[Given task] In the listing below, find every line with the string "intro" and pull it out.

[Stored data]
+++
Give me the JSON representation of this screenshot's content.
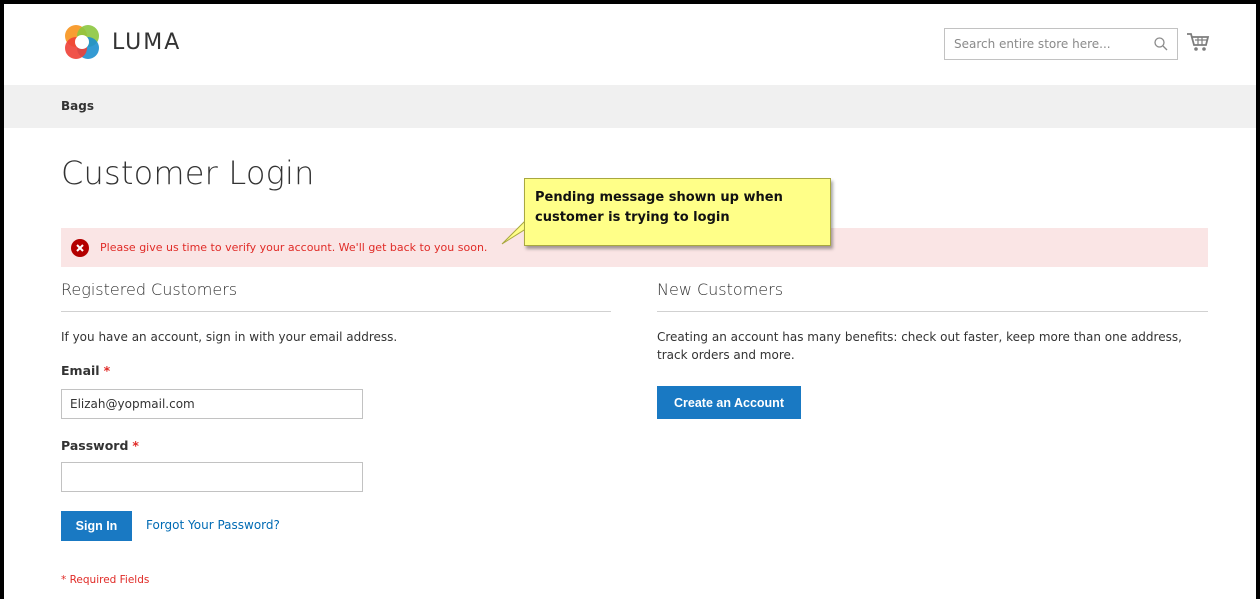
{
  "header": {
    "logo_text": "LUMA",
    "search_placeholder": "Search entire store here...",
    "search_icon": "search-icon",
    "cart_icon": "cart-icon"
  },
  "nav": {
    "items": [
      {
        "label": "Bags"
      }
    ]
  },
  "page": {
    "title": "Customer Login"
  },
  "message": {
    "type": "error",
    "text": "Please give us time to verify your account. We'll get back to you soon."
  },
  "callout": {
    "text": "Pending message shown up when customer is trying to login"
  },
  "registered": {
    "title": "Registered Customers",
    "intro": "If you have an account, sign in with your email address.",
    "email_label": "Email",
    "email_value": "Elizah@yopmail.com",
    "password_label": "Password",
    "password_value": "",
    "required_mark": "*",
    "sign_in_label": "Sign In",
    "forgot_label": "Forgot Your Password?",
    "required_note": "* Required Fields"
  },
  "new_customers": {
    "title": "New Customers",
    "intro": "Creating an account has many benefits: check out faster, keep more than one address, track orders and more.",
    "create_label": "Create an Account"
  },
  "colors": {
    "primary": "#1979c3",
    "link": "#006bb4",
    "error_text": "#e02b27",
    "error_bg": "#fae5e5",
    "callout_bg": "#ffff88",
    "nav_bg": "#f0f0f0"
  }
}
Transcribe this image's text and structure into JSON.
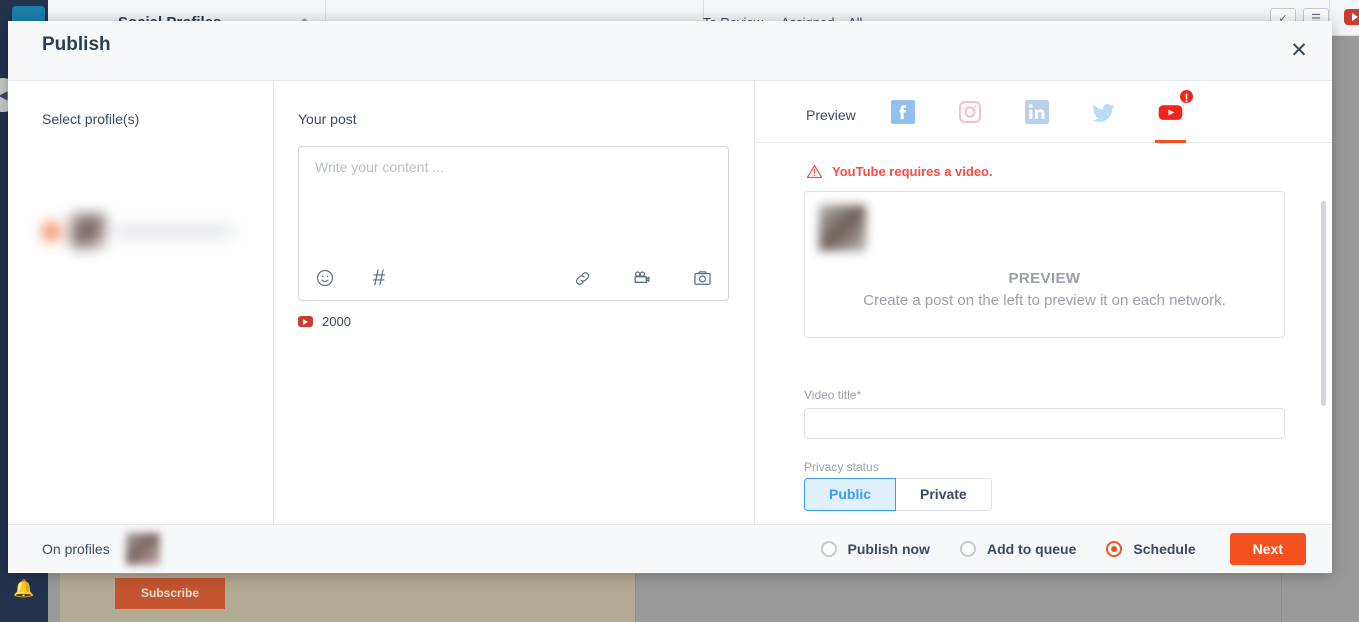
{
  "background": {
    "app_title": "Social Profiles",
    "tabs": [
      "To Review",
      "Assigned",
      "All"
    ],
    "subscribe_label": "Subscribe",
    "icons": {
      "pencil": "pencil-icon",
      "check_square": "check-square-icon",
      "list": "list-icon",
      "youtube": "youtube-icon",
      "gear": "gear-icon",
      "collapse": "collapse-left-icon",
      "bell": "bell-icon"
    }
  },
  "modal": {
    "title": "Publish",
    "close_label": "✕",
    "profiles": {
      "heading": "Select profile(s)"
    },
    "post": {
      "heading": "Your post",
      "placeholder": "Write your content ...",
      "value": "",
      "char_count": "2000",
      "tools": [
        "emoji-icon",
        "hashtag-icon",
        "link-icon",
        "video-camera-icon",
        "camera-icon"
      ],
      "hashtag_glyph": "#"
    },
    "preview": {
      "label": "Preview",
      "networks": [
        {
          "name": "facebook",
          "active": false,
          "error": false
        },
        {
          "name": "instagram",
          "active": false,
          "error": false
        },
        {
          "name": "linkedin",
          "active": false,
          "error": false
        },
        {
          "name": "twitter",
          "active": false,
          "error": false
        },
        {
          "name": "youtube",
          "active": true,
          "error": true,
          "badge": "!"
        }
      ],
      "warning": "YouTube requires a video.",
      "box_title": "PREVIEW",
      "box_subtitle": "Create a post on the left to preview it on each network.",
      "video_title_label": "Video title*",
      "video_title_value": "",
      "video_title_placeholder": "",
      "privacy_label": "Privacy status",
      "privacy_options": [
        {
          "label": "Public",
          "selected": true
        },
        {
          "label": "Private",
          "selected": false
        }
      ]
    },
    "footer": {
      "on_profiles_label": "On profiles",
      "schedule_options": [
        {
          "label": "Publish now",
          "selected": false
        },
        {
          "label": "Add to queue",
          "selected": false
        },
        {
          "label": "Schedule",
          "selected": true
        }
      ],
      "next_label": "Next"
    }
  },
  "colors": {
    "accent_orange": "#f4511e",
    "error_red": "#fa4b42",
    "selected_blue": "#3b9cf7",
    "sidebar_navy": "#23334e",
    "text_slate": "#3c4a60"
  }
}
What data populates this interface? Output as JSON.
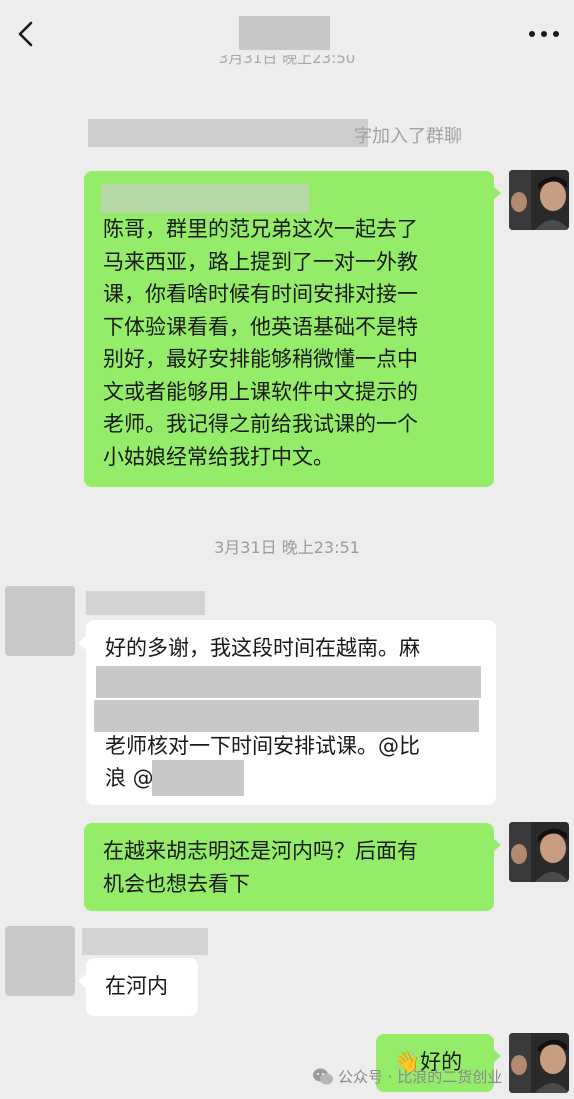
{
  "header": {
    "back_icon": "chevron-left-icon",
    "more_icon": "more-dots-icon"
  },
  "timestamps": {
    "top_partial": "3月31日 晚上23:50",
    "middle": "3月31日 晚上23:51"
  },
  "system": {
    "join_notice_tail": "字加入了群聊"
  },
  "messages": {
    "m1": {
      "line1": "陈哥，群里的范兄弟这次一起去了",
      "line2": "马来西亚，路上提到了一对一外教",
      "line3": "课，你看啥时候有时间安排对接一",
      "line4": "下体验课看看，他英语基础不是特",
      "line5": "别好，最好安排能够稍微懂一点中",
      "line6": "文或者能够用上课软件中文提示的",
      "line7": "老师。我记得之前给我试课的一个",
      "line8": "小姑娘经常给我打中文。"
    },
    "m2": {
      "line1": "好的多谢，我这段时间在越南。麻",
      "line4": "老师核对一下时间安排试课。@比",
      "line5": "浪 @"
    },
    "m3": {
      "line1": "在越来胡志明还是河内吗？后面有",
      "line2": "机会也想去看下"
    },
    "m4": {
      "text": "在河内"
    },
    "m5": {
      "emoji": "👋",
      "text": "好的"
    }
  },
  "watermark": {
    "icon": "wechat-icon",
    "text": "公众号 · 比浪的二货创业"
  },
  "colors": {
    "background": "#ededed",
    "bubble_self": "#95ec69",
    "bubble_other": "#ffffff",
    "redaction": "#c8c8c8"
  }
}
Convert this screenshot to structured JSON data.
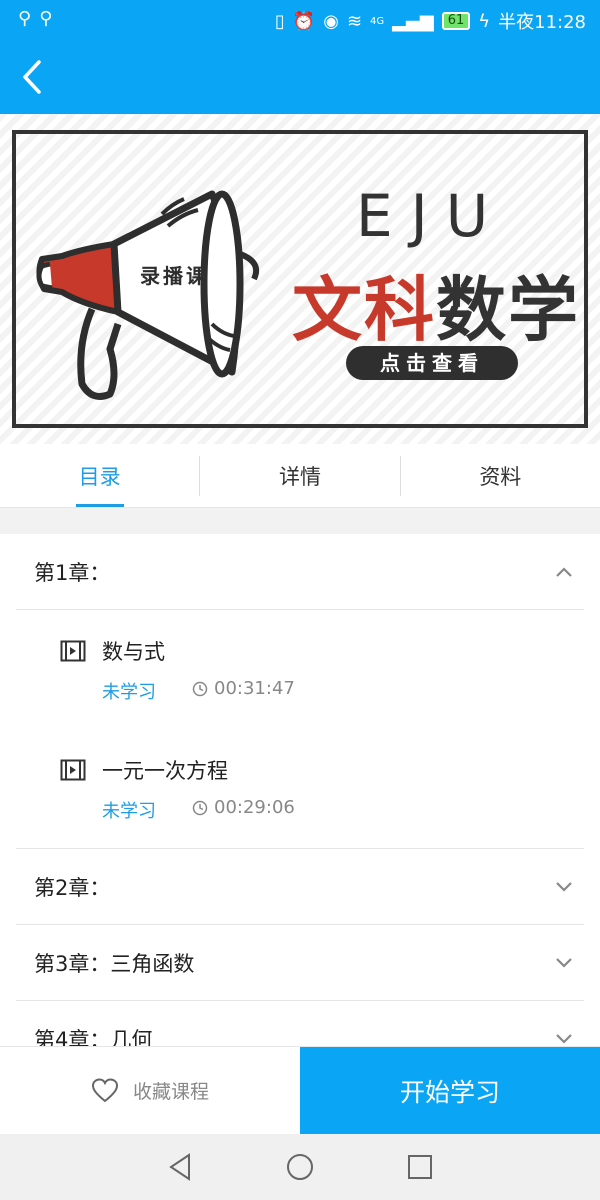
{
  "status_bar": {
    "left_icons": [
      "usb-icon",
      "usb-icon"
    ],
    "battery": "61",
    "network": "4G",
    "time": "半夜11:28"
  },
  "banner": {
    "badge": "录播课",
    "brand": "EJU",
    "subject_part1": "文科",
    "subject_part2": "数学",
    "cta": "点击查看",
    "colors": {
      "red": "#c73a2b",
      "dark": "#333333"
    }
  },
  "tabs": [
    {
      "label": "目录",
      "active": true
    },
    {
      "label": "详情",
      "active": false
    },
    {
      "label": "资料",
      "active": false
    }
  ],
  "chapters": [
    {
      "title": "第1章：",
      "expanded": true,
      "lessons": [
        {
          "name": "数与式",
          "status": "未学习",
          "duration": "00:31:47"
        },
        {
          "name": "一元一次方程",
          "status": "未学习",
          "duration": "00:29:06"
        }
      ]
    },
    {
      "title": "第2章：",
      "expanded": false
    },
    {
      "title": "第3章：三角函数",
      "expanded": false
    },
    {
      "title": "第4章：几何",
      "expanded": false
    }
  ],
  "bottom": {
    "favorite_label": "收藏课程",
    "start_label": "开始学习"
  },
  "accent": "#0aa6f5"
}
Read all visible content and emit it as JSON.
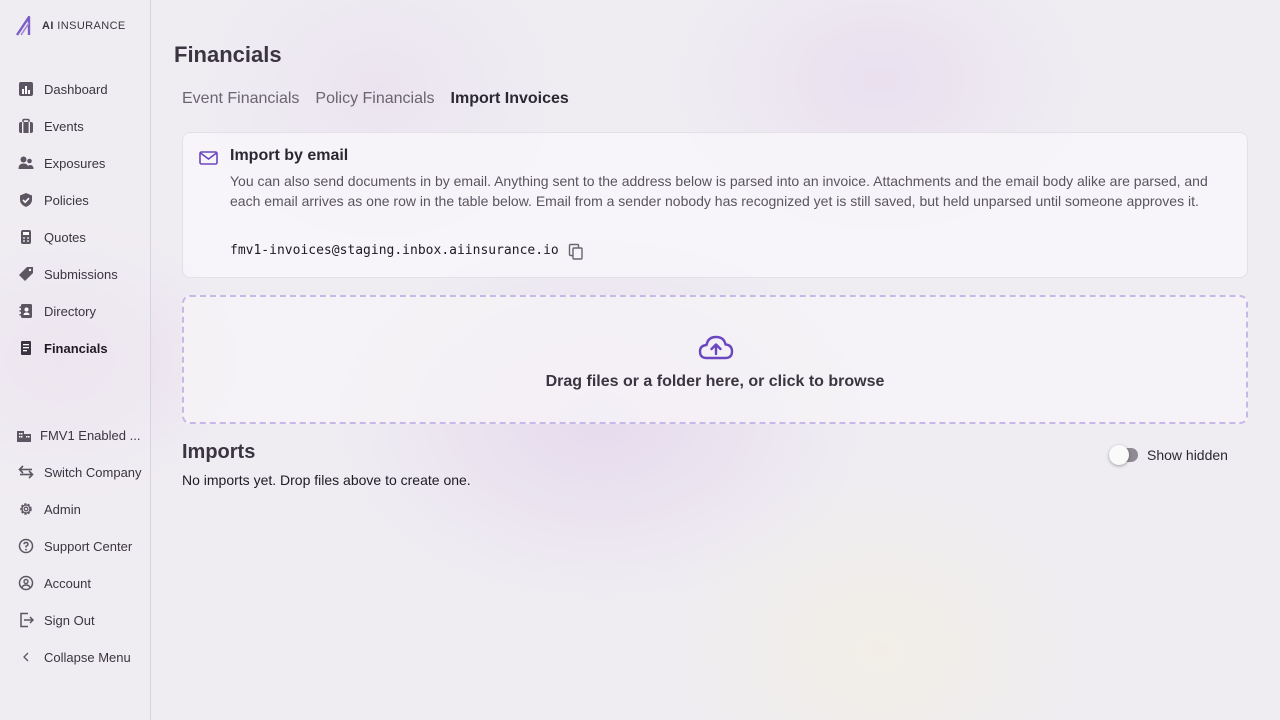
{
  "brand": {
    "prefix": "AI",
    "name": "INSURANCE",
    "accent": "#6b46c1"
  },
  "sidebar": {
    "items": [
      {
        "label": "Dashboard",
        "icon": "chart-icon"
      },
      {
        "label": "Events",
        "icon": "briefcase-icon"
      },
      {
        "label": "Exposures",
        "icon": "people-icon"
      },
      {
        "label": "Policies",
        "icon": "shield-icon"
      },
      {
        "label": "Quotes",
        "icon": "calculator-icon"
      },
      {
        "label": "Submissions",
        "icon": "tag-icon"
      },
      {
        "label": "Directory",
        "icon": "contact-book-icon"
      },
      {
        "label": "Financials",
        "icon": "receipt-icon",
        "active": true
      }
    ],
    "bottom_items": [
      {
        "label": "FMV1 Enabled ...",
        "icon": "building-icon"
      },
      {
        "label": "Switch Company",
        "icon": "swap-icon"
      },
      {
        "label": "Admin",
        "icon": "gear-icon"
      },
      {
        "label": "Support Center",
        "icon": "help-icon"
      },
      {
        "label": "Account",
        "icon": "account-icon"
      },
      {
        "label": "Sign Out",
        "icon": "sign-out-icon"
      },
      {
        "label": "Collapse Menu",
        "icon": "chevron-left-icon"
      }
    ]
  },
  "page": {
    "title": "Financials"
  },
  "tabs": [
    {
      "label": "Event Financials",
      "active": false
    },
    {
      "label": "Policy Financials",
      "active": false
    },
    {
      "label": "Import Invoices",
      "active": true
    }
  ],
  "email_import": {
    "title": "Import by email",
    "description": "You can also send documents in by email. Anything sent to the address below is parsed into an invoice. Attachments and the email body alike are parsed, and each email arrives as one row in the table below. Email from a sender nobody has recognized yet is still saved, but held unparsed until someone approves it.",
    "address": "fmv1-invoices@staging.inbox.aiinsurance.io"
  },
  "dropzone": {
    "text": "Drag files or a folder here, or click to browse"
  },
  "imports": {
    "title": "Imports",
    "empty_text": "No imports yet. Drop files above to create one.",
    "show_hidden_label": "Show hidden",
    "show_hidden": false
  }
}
+++
[Solved exercise]
    "intro": "If you have an account, sign in with your email address.",
    "intro": "Creating an account has many benefits: check out faster, keep more than one address, track orders and more.",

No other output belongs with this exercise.